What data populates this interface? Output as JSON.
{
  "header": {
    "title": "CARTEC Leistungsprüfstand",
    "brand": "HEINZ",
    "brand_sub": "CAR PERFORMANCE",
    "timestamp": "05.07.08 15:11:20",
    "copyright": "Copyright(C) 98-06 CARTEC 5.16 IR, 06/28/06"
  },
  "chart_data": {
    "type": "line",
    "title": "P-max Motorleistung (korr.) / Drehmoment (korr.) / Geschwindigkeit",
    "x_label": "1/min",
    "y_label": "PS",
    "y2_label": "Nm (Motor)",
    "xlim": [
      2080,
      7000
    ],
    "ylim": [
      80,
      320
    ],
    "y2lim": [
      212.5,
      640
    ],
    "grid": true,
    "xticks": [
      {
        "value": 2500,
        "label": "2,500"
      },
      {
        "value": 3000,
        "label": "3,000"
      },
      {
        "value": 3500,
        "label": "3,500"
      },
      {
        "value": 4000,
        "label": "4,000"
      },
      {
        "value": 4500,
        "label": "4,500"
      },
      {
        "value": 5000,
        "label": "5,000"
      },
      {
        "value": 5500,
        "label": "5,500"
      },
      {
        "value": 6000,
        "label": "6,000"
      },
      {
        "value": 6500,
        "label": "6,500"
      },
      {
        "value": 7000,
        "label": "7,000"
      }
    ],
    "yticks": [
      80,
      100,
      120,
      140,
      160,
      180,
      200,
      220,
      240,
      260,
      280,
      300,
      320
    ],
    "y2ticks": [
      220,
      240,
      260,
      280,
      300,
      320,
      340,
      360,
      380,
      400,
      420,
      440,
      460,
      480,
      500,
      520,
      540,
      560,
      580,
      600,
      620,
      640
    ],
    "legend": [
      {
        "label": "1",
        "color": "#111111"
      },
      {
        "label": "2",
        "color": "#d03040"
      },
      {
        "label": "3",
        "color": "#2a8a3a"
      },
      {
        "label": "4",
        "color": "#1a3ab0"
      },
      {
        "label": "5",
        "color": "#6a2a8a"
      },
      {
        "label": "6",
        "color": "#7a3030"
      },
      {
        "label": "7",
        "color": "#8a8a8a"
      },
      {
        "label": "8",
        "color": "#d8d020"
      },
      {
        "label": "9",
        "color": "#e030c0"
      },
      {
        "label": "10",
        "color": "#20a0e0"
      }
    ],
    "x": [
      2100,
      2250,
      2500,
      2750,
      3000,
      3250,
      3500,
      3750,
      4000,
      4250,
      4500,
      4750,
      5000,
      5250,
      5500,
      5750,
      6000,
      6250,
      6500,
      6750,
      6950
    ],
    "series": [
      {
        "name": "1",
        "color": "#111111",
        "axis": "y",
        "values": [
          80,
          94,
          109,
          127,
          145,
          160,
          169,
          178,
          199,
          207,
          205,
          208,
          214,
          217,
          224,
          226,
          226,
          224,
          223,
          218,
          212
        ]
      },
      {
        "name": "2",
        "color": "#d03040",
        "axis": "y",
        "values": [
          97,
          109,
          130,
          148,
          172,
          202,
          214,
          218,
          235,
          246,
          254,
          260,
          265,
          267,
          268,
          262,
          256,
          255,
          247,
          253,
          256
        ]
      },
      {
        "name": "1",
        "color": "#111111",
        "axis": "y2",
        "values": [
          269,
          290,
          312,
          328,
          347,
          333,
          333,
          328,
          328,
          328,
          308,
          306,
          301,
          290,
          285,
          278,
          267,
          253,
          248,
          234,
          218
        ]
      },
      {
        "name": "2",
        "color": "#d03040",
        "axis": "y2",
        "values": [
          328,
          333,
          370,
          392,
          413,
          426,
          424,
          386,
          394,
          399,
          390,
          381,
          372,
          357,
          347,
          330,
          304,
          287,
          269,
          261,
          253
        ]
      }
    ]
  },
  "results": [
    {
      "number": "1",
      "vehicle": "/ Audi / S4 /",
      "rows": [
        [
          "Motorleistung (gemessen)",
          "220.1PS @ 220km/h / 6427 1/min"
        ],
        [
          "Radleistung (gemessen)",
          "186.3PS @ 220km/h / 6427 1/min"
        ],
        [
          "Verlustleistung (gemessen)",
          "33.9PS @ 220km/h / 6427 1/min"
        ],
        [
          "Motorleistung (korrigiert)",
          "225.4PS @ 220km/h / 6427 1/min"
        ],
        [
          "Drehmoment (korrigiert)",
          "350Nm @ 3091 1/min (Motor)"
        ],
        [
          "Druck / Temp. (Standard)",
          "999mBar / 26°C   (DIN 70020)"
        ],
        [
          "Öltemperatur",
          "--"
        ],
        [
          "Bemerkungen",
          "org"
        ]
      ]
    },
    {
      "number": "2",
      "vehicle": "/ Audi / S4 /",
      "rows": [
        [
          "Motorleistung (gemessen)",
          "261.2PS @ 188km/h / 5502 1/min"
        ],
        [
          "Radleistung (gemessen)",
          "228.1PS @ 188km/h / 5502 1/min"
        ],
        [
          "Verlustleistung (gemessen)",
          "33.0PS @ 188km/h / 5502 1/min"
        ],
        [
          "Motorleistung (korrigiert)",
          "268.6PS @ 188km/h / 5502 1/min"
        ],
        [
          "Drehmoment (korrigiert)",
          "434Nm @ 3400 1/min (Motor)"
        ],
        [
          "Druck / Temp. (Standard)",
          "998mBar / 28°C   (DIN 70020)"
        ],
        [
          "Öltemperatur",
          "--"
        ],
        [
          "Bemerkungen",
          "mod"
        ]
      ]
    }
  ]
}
========================================================================
## To do:
Return every line exactly.

## Exercise response:
What data populates this interface? Output as JSON.
{
  "header": {
    "title": "CARTEC Leistungsprüfstand",
    "brand": "HEINZ",
    "brand_sub": "CAR PERFORMANCE",
    "timestamp": "05.07.08 15:11:20",
    "copyright": "Copyright(C) 98-06 CARTEC 5.16 IR, 06/28/06"
  },
  "chart_data": {
    "type": "line",
    "title": "P-max Motorleistung (korr.) / Drehmoment (korr.) / Geschwindigkeit",
    "x_label": "1/min",
    "y_label": "PS",
    "y2_label": "Nm (Motor)",
    "xlim": [
      2080,
      7000
    ],
    "ylim": [
      80,
      320
    ],
    "y2lim": [
      212.5,
      640
    ],
    "grid": true,
    "xticks": [
      {
        "value": 2500,
        "label": "2,500"
      },
      {
        "value": 3000,
        "label": "3,000"
      },
      {
        "value": 3500,
        "label": "3,500"
      },
      {
        "value": 4000,
        "label": "4,000"
      },
      {
        "value": 4500,
        "label": "4,500"
      },
      {
        "value": 5000,
        "label": "5,000"
      },
      {
        "value": 5500,
        "label": "5,500"
      },
      {
        "value": 6000,
        "label": "6,000"
      },
      {
        "value": 6500,
        "label": "6,500"
      },
      {
        "value": 7000,
        "label": "7,000"
      }
    ],
    "yticks": [
      80,
      100,
      120,
      140,
      160,
      180,
      200,
      220,
      240,
      260,
      280,
      300,
      320
    ],
    "y2ticks": [
      220,
      240,
      260,
      280,
      300,
      320,
      340,
      360,
      380,
      400,
      420,
      440,
      460,
      480,
      500,
      520,
      540,
      560,
      580,
      600,
      620,
      640
    ],
    "legend": [
      {
        "label": "1",
        "color": "#111111"
      },
      {
        "label": "2",
        "color": "#d03040"
      },
      {
        "label": "3",
        "color": "#2a8a3a"
      },
      {
        "label": "4",
        "color": "#1a3ab0"
      },
      {
        "label": "5",
        "color": "#6a2a8a"
      },
      {
        "label": "6",
        "color": "#7a3030"
      },
      {
        "label": "7",
        "color": "#8a8a8a"
      },
      {
        "label": "8",
        "color": "#d8d020"
      },
      {
        "label": "9",
        "color": "#e030c0"
      },
      {
        "label": "10",
        "color": "#20a0e0"
      }
    ],
    "x": [
      2100,
      2250,
      2500,
      2750,
      3000,
      3250,
      3500,
      3750,
      4000,
      4250,
      4500,
      4750,
      5000,
      5250,
      5500,
      5750,
      6000,
      6250,
      6500,
      6750,
      6950
    ],
    "series": [
      {
        "name": "1",
        "color": "#111111",
        "axis": "y",
        "values": [
          80,
          94,
          109,
          127,
          145,
          160,
          169,
          178,
          199,
          207,
          205,
          208,
          214,
          217,
          224,
          226,
          226,
          224,
          223,
          218,
          212
        ]
      },
      {
        "name": "2",
        "color": "#d03040",
        "axis": "y",
        "values": [
          97,
          109,
          130,
          148,
          172,
          202,
          214,
          218,
          235,
          246,
          254,
          260,
          265,
          267,
          268,
          262,
          256,
          255,
          247,
          253,
          256
        ]
      },
      {
        "name": "1",
        "color": "#111111",
        "axis": "y2",
        "values": [
          269,
          290,
          312,
          328,
          347,
          333,
          333,
          328,
          328,
          328,
          308,
          306,
          301,
          290,
          285,
          278,
          267,
          253,
          248,
          234,
          218
        ]
      },
      {
        "name": "2",
        "color": "#d03040",
        "axis": "y2",
        "values": [
          328,
          333,
          370,
          392,
          413,
          426,
          424,
          386,
          394,
          399,
          390,
          381,
          372,
          357,
          347,
          330,
          304,
          287,
          269,
          261,
          253
        ]
      }
    ]
  },
  "results": [
    {
      "number": "1",
      "vehicle": "/ Audi / S4 /",
      "rows": [
        [
          "Motorleistung (gemessen)",
          "220.1PS @ 220km/h / 6427 1/min"
        ],
        [
          "Radleistung (gemessen)",
          "186.3PS @ 220km/h / 6427 1/min"
        ],
        [
          "Verlustleistung (gemessen)",
          "33.9PS @ 220km/h / 6427 1/min"
        ],
        [
          "Motorleistung (korrigiert)",
          "225.4PS @ 220km/h / 6427 1/min"
        ],
        [
          "Drehmoment (korrigiert)",
          "350Nm @ 3091 1/min (Motor)"
        ],
        [
          "Druck / Temp. (Standard)",
          "999mBar / 26°C   (DIN 70020)"
        ],
        [
          "Öltemperatur",
          "--"
        ],
        [
          "Bemerkungen",
          "org"
        ]
      ]
    },
    {
      "number": "2",
      "vehicle": "/ Audi / S4 /",
      "rows": [
        [
          "Motorleistung (gemessen)",
          "261.2PS @ 188km/h / 5502 1/min"
        ],
        [
          "Radleistung (gemessen)",
          "228.1PS @ 188km/h / 5502 1/min"
        ],
        [
          "Verlustleistung (gemessen)",
          "33.0PS @ 188km/h / 5502 1/min"
        ],
        [
          "Motorleistung (korrigiert)",
          "268.6PS @ 188km/h / 5502 1/min"
        ],
        [
          "Drehmoment (korrigiert)",
          "434Nm @ 3400 1/min (Motor)"
        ],
        [
          "Druck / Temp. (Standard)",
          "998mBar / 28°C   (DIN 70020)"
        ],
        [
          "Öltemperatur",
          "--"
        ],
        [
          "Bemerkungen",
          "mod"
        ]
      ]
    }
  ]
}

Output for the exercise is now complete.